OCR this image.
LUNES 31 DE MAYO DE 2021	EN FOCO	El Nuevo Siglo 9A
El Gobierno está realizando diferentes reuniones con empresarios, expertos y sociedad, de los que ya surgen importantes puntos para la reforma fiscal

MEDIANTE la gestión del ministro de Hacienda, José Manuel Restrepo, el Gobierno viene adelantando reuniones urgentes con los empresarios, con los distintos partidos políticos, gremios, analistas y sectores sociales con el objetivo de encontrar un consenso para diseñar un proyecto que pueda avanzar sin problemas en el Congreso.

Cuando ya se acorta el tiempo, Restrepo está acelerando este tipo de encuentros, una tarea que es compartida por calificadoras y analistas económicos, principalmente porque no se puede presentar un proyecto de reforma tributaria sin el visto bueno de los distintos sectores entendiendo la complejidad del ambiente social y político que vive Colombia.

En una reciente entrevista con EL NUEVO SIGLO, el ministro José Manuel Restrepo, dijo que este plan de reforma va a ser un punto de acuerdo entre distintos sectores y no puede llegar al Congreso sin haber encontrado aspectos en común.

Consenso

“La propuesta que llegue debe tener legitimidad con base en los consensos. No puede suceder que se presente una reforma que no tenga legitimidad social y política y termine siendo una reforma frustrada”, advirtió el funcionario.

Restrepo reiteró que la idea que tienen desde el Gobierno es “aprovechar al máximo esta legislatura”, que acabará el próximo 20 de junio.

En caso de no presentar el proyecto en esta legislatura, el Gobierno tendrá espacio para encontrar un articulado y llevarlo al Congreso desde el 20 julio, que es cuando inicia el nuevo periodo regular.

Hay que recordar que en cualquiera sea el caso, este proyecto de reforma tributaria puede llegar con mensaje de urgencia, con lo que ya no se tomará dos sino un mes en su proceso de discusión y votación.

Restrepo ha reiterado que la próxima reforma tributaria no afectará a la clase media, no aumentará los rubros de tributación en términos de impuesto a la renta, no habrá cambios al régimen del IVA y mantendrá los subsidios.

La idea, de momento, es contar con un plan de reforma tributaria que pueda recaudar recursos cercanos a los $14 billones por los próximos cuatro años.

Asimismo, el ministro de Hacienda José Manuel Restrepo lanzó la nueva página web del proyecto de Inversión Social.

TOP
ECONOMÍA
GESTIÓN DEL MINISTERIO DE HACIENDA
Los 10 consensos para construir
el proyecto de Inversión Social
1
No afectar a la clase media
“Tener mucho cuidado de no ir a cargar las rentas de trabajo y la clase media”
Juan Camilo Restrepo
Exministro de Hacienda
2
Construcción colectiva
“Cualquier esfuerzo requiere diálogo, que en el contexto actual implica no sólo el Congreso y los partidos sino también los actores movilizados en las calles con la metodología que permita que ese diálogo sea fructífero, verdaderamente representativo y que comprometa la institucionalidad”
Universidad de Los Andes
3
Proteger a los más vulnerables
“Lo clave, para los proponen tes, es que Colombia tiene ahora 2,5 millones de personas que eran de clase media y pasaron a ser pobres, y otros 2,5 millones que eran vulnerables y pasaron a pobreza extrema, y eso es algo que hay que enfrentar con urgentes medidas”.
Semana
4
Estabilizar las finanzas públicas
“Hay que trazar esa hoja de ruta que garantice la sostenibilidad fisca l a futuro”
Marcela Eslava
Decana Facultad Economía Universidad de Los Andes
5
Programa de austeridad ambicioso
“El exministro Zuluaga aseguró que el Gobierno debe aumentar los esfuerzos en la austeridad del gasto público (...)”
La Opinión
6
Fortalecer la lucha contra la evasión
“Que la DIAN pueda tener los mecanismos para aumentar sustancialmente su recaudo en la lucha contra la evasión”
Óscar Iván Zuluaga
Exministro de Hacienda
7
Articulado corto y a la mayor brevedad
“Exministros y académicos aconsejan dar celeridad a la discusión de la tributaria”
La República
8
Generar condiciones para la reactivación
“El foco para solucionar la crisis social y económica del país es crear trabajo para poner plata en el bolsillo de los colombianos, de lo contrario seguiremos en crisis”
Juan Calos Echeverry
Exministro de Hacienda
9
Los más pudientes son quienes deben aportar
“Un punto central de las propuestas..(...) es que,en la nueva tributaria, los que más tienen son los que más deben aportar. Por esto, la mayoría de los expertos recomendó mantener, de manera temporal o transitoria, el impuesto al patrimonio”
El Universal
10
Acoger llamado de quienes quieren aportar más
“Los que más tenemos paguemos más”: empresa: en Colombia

:::

> Instructions to follow: Repeat every entry exactly, please.

> Task output:
OCR this image.
LUNES 31 DE MAYO DE 2021	EN FOCO	El Nuevo Siglo 9A
El Gobierno está realizando diferentes reuniones con empresarios, expertos y sociedad, de los que ya surgen importantes puntos para la reforma fiscal

MEDIANTE la gestión del ministro de Hacienda, José Manuel Restrepo, el Gobierno viene adelantando reuniones urgentes con los empresarios, con los distintos partidos políticos, gremios, analistas y sectores sociales con el objetivo de encontrar un consenso para diseñar un proyecto que pueda avanzar sin problemas en el Congreso.

Cuando ya se acorta el tiempo, Restrepo está acelerando este tipo de encuentros, una tarea que es compartida por calificadoras y analistas económicos, principalmente porque no se puede presentar un proyecto de reforma tributaria sin el visto bueno de los distintos sectores entendiendo la complejidad del ambiente social y político que vive Colombia.

En una reciente entrevista con EL NUEVO SIGLO, el ministro José Manuel Restrepo, dijo que este plan de reforma va a ser un punto de acuerdo entre distintos sectores y no puede llegar al Congreso sin haber encontrado aspectos en común.

Consenso

“La propuesta que llegue debe tener legitimidad con base en los consensos. No puede suceder que se presente una reforma que no tenga legitimidad social y política y termine siendo una reforma frustrada”, advirtió el funcionario.

Restrepo reiteró que la idea que tienen desde el Gobierno es “aprovechar al máximo esta legislatura”, que acabará el próximo 20 de junio.

En caso de no presentar el proyecto en esta legislatura, el Gobierno tendrá espacio para encontrar un articulado y llevarlo al Congreso desde el 20 julio, que es cuando inicia el nuevo periodo regular.

Hay que recordar que en cualquiera sea el caso, este proyecto de reforma tributaria puede llegar con mensaje de urgencia, con lo que ya no se tomará dos sino un mes en su proceso de discusión y votación.

Restrepo ha reiterado que la próxima reforma tributaria no afectará a la clase media, no aumentará los rubros de tributación en términos de impuesto a la renta, no habrá cambios al régimen del IVA y mantendrá los subsidios.

La idea, de momento, es contar con un plan de reforma tributaria que pueda recaudar recursos cercanos a los $14 billones por los próximos cuatro años.

Asimismo, el ministro de Hacienda José Manuel Restrepo lanzó la nueva página web del proyecto de Inversión Social.

TOP
ECONOMÍA
GESTIÓN DEL MINISTERIO DE HACIENDA
Los 10 consensos para construir
el proyecto de Inversión Social
1
No afectar a la clase media
“Tener mucho cuidado de no ir a cargar las rentas de trabajo y la clase media”
Juan Camilo Restrepo
Exministro de Hacienda
2
Construcción colectiva
“Cualquier esfuerzo requiere diálogo, que en el contexto actual implica no sólo el Congreso y los partidos sino también los actores movilizados en las calles con la metodología que permita que ese diálogo sea fructífero, verdaderamente representativo y que comprometa la institucionalidad”
Universidad de Los Andes
3
Proteger a los más vulnerables
“Lo clave, para los proponen tes, es que Colombia tiene ahora 2,5 millones de personas que eran de clase media y pasaron a ser pobres, y otros 2,5 millones que eran vulnerables y pasaron a pobreza extrema, y eso es algo que hay que enfrentar con urgentes medidas”.
Semana
4
Estabilizar las finanzas públicas
“Hay que trazar esa hoja de ruta que garantice la sostenibilidad fisca l a futuro”
Marcela Eslava
Decana Facultad Economía Universidad de Los Andes
5
Programa de austeridad ambicioso
“El exministro Zuluaga aseguró que el Gobierno debe aumentar los esfuerzos en la austeridad del gasto público (...)”
La Opinión
6
Fortalecer la lucha contra la evasión
“Que la DIAN pueda tener los mecanismos para aumentar sustancialmente su recaudo en la lucha contra la evasión”
Óscar Iván Zuluaga
Exministro de Hacienda
7
Articulado corto y a la mayor brevedad
“Exministros y académicos aconsejan dar celeridad a la discusión de la tributaria”
La República
8
Generar condiciones para la reactivación
“El foco para solucionar la crisis social y económica del país es crear trabajo para poner plata en el bolsillo de los colombianos, de lo contrario seguiremos en crisis”
Juan Calos Echeverry
Exministro de Hacienda
9
Los más pudientes son quienes deben aportar
“Un punto central de las propuestas..(...) es que,en la nueva tributaria, los que más tienen son los que más deben aportar. Por esto, la mayoría de los expertos recomendó mantener, de manera temporal o transitoria, el impuesto al patrimonio”
El Universal
10
Acoger llamado de quienes quieren aportar más
“Los que más tenemos paguemos más”: empresa: en Colombia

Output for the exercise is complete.